● What needs to be done
Lines before the one containing "Output the text content of this document." are left out; copy that line and every later line through the end of the data exactly.

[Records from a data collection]
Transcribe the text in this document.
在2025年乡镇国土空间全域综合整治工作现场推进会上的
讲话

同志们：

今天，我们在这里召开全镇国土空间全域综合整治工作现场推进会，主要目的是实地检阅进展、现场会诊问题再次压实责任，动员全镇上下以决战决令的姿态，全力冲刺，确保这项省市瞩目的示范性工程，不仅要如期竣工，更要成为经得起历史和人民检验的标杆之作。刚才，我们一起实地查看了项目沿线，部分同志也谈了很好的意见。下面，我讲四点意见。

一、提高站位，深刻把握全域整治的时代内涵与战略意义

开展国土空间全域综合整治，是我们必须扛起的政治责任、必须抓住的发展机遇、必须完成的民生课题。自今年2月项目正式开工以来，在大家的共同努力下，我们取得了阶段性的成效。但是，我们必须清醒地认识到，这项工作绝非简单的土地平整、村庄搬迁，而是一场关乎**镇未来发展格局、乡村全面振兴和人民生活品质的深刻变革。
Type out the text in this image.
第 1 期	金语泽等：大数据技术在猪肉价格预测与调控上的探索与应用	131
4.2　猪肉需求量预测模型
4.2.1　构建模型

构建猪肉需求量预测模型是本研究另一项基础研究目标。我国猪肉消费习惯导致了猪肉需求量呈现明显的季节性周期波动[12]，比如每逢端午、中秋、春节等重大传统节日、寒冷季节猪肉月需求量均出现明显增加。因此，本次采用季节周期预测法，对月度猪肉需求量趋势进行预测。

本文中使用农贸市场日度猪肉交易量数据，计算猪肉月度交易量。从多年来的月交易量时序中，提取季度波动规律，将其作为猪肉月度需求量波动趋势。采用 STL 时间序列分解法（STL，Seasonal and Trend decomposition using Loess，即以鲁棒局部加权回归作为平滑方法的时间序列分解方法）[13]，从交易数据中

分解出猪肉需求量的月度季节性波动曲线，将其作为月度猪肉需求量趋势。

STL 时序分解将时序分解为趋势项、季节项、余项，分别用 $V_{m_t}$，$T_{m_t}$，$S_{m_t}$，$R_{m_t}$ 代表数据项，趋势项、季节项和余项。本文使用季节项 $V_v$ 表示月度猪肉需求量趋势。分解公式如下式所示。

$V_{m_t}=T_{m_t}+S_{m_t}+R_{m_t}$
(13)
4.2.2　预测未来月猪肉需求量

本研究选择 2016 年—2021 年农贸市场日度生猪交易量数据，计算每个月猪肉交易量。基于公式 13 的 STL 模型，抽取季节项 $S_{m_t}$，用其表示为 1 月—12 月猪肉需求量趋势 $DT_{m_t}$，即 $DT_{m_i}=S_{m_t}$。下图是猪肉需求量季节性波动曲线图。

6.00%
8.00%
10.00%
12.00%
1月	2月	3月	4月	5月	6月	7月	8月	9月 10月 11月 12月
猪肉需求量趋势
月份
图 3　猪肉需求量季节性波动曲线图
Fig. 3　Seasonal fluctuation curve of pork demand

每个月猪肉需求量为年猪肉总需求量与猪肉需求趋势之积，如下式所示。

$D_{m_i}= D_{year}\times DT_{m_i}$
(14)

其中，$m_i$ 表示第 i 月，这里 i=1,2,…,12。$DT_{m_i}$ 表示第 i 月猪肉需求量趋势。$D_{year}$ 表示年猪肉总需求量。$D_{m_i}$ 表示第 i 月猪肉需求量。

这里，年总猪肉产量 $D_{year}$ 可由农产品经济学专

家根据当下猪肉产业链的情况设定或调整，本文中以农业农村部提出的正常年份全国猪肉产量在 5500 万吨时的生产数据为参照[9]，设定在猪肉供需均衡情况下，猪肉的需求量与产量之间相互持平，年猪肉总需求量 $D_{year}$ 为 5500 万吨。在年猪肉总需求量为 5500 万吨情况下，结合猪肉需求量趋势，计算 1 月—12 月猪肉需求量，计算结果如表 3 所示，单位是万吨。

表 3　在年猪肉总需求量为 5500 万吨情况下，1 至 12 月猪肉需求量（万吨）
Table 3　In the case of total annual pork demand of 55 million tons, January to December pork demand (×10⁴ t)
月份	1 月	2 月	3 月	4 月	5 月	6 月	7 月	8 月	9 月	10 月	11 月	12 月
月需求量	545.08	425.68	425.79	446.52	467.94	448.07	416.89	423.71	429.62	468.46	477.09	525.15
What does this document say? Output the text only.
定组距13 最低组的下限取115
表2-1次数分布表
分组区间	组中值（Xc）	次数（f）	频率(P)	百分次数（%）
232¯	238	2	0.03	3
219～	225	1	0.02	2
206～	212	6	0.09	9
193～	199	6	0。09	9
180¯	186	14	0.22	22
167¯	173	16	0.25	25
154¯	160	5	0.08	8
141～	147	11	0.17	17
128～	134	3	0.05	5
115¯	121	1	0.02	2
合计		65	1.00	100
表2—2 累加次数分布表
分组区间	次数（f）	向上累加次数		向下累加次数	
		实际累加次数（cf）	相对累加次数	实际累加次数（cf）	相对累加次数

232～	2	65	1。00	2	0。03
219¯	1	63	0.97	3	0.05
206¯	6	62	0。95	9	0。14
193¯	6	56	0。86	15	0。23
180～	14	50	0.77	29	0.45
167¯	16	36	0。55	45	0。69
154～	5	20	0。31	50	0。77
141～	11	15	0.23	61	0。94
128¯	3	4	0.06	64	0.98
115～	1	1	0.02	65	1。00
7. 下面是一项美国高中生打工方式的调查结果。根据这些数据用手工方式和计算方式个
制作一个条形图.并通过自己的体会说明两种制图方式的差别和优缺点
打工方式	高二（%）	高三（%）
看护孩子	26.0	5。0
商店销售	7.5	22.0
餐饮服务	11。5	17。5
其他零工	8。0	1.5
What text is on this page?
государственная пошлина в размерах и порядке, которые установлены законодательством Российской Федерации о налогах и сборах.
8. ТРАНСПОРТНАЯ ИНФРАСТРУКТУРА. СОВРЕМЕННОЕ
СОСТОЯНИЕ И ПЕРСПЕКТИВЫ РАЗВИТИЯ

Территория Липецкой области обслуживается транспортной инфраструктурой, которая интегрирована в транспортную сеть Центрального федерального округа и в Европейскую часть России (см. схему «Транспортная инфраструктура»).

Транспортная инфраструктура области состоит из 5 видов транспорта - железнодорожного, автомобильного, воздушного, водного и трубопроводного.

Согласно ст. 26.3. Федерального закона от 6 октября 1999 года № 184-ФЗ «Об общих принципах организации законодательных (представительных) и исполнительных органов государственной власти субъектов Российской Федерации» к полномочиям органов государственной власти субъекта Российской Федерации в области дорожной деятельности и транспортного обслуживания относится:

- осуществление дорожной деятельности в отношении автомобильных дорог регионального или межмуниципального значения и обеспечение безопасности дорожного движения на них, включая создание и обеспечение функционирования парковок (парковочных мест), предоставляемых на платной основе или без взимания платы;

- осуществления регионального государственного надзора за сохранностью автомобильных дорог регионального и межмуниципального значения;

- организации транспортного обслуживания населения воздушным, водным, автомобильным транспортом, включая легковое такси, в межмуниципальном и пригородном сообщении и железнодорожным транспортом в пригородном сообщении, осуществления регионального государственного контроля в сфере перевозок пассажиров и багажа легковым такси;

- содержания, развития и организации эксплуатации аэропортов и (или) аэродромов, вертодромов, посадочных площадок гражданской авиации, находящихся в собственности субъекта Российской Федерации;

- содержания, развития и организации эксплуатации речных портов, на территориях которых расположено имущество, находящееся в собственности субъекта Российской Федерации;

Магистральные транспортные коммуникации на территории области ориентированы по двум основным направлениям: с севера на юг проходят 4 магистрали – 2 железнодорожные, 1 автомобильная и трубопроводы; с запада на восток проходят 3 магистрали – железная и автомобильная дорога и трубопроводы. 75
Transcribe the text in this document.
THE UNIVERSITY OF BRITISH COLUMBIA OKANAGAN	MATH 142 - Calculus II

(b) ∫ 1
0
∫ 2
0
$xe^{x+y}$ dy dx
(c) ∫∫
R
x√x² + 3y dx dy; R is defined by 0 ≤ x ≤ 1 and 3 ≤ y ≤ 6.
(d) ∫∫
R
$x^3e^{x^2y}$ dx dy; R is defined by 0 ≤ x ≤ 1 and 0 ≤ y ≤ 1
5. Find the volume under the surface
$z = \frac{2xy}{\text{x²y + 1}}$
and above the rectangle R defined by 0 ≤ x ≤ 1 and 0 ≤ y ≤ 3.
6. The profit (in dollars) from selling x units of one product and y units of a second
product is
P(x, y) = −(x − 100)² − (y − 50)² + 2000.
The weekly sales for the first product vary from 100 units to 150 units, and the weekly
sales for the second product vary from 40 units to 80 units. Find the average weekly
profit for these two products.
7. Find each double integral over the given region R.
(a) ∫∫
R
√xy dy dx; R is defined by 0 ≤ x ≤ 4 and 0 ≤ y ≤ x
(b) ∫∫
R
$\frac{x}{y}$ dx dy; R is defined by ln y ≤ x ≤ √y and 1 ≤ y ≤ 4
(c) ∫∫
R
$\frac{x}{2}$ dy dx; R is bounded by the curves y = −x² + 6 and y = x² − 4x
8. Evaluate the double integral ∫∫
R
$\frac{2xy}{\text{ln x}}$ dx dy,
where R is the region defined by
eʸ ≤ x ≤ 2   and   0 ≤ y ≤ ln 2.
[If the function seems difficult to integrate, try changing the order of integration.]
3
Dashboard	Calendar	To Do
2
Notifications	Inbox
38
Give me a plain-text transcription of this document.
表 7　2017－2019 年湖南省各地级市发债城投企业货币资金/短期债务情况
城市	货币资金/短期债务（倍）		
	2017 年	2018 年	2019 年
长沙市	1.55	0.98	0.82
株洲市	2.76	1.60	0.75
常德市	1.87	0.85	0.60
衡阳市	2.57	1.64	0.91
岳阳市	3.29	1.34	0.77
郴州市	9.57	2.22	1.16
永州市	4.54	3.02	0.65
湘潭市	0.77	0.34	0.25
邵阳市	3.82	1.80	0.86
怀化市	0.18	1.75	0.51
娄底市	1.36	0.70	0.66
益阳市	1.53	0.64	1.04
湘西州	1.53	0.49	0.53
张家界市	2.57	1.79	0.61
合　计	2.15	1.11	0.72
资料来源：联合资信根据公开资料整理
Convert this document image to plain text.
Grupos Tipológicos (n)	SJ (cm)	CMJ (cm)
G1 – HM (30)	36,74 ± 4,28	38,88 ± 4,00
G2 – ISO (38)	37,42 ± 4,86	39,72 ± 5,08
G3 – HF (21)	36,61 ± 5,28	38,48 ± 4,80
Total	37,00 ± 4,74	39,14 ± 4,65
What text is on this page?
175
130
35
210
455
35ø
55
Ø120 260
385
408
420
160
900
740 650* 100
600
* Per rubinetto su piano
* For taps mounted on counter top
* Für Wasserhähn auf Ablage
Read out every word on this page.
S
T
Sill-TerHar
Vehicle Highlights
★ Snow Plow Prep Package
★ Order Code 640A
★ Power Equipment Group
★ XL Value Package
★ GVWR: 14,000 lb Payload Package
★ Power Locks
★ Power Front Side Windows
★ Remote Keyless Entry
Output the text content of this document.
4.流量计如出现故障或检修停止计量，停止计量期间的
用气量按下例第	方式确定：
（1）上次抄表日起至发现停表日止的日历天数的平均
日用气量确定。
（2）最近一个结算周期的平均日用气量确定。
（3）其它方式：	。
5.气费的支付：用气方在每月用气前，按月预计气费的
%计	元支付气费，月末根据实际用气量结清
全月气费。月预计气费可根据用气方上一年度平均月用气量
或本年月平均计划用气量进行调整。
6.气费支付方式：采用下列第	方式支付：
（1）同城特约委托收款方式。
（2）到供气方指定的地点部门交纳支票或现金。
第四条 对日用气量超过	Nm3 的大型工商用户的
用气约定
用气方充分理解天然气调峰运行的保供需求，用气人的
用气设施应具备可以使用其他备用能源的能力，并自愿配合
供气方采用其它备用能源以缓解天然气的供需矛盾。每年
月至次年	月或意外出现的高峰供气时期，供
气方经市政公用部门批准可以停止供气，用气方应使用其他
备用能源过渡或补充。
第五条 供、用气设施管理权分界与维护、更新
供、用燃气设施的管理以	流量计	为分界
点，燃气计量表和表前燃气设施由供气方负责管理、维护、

● Result for this exercise
Output the text content of this document.
4.流量计如出现故障或检修停止计量，停止计量期间的
用气量按下例第	方式确定：
（1）上次抄表日起至发现停表日止的日历天数的平均
日用气量确定。
（2）最近一个结算周期的平均日用气量确定。
（3）其它方式：	。
5.气费的支付：用气方在每月用气前，按月预计气费的
%计	元支付气费，月末根据实际用气量结清
全月气费。月预计气费可根据用气方上一年度平均月用气量
或本年月平均计划用气量进行调整。
6.气费支付方式：采用下列第	方式支付：
（1）同城特约委托收款方式。
（2）到供气方指定的地点部门交纳支票或现金。
第四条 对日用气量超过	Nm3 的大型工商用户的
用气约定
用气方充分理解天然气调峰运行的保供需求，用气人的
用气设施应具备可以使用其他备用能源的能力，并自愿配合
供气方采用其它备用能源以缓解天然气的供需矛盾。每年
月至次年	月或意外出现的高峰供气时期，供
气方经市政公用部门批准可以停止供气，用气方应使用其他
备用能源过渡或补充。
第五条 供、用气设施管理权分界与维护、更新
供、用燃气设施的管理以	流量计	为分界
点，燃气计量表和表前燃气设施由供气方负责管理、维护、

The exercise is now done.